What you need to do:
Search the material below for the word "history" and copy every line in which it occurs.

Records for this exercise:
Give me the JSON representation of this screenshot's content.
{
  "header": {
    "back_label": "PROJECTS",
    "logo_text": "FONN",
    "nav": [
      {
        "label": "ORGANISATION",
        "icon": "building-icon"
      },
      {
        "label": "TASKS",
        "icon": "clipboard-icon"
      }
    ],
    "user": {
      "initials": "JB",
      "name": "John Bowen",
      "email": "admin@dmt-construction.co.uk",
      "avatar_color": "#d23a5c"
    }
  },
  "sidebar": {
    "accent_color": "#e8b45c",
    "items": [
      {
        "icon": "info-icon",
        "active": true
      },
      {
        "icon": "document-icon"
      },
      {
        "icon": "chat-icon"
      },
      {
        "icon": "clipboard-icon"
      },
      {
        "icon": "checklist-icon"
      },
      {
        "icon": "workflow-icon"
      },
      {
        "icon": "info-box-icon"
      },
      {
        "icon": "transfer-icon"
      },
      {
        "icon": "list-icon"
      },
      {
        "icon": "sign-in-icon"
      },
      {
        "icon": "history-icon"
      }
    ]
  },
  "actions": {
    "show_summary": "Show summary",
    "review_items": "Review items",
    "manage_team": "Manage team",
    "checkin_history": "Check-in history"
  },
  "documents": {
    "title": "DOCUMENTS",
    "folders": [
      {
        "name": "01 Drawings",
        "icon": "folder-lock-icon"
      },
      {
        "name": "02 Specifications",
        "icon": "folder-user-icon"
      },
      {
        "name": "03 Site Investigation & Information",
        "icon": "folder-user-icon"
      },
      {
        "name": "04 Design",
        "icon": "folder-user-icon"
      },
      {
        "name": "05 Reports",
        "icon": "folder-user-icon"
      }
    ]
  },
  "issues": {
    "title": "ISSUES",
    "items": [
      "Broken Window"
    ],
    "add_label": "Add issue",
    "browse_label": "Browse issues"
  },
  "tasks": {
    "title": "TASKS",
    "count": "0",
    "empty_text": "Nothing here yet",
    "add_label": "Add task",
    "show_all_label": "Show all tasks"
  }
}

Solution for this problem:
        "icon": "history-icon"
    "checkin_history": "Check-in history"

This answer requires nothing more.